Figure record listings:
--

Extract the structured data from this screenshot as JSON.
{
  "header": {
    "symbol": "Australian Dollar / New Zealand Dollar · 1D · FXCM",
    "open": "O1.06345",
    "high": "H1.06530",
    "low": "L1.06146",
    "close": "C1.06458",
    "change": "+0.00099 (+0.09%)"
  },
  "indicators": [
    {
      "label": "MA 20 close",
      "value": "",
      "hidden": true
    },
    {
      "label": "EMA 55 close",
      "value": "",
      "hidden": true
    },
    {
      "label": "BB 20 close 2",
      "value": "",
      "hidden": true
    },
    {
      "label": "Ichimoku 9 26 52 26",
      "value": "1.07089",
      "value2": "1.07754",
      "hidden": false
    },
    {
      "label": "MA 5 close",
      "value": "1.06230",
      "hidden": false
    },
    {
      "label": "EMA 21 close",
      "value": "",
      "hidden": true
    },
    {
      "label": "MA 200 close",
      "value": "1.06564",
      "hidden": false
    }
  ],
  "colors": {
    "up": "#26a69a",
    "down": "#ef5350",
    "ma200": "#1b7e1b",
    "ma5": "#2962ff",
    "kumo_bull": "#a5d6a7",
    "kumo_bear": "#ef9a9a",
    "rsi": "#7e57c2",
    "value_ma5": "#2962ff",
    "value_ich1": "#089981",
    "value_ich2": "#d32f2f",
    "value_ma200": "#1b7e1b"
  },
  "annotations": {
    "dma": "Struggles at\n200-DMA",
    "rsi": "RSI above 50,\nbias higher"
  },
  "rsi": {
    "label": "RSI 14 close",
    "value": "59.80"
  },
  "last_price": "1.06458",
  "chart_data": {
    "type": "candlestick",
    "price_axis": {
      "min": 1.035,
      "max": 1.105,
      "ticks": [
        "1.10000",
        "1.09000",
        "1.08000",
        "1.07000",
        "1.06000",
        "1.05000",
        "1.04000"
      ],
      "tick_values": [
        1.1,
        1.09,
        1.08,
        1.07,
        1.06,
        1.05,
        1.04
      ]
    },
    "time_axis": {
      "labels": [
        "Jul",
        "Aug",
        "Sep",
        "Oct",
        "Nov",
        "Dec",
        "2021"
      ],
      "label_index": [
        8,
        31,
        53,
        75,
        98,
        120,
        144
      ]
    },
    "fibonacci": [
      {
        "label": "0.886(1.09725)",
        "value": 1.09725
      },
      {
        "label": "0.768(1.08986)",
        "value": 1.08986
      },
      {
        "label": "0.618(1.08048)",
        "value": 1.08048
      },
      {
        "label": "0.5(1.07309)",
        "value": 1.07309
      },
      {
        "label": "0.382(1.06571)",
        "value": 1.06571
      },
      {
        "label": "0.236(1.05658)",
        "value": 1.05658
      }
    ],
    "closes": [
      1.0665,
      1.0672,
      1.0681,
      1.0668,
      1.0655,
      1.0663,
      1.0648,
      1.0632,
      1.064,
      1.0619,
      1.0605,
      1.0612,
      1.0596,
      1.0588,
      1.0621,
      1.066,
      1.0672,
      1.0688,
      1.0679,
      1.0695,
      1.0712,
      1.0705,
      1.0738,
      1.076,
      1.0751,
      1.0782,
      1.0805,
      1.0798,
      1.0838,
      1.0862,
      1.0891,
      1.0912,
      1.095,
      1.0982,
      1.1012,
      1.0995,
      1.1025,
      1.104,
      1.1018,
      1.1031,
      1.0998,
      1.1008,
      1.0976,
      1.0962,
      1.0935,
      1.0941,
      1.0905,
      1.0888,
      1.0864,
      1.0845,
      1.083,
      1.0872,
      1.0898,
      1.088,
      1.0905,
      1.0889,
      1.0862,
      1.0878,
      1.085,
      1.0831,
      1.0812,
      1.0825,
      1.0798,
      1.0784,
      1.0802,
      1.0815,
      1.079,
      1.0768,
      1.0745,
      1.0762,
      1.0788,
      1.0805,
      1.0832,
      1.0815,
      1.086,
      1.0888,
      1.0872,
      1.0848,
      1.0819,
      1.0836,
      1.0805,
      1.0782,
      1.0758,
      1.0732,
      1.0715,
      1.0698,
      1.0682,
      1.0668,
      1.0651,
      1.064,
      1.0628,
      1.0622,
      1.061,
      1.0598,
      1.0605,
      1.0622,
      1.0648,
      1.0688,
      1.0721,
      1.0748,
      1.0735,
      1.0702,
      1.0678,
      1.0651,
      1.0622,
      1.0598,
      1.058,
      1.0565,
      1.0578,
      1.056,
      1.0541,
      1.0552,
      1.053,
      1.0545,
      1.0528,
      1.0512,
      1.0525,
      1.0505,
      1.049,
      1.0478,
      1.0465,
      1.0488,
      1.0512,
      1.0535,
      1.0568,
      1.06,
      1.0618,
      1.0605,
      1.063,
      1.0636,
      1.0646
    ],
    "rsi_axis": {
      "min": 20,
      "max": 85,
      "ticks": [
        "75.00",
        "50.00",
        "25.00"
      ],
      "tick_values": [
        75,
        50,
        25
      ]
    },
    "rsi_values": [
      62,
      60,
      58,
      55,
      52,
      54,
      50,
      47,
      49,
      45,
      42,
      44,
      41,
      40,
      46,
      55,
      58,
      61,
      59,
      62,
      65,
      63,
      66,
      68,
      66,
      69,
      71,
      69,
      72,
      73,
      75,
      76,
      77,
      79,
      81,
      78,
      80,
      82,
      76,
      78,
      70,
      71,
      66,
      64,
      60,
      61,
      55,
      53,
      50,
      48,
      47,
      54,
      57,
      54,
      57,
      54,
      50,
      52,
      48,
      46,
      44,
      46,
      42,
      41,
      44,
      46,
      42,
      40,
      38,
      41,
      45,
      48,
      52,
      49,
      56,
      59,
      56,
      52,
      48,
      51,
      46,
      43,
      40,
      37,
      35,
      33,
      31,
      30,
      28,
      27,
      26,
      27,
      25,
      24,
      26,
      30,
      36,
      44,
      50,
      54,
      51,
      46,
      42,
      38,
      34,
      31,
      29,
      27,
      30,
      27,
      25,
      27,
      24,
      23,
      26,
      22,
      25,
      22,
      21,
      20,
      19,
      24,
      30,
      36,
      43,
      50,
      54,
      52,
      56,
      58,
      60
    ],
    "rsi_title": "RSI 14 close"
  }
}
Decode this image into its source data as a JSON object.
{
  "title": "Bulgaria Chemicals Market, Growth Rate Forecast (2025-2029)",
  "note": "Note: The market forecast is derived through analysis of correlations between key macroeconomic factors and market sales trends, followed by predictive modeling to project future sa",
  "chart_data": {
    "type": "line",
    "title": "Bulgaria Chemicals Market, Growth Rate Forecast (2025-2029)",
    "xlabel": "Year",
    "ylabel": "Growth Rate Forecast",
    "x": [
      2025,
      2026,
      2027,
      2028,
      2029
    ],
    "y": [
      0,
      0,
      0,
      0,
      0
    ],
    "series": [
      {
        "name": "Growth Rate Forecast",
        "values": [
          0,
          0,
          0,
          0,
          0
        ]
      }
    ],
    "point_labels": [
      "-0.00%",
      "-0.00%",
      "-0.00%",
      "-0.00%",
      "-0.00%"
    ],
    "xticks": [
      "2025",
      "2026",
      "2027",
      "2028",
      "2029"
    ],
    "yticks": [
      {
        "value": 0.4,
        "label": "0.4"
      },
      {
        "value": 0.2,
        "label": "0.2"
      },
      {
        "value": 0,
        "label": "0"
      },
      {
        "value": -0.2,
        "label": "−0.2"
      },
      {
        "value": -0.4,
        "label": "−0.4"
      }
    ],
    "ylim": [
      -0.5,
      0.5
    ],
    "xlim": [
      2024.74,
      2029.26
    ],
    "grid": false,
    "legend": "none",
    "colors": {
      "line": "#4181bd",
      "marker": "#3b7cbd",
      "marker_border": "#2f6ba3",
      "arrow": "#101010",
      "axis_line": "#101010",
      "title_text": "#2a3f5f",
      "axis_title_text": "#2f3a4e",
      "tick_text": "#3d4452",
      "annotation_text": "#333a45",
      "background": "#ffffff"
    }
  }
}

--

The task -
Using the material above, report each line where "Rate" occurs.

Response to the task -
  "title": "Bulgaria Chemicals Market, Growth Rate Forecast (2025-2029)",
    "title": "Bulgaria Chemicals Market, Growth Rate Forecast (2025-2029)",
    "ylabel": "Growth Rate Forecast",
        "name": "Growth Rate Forecast",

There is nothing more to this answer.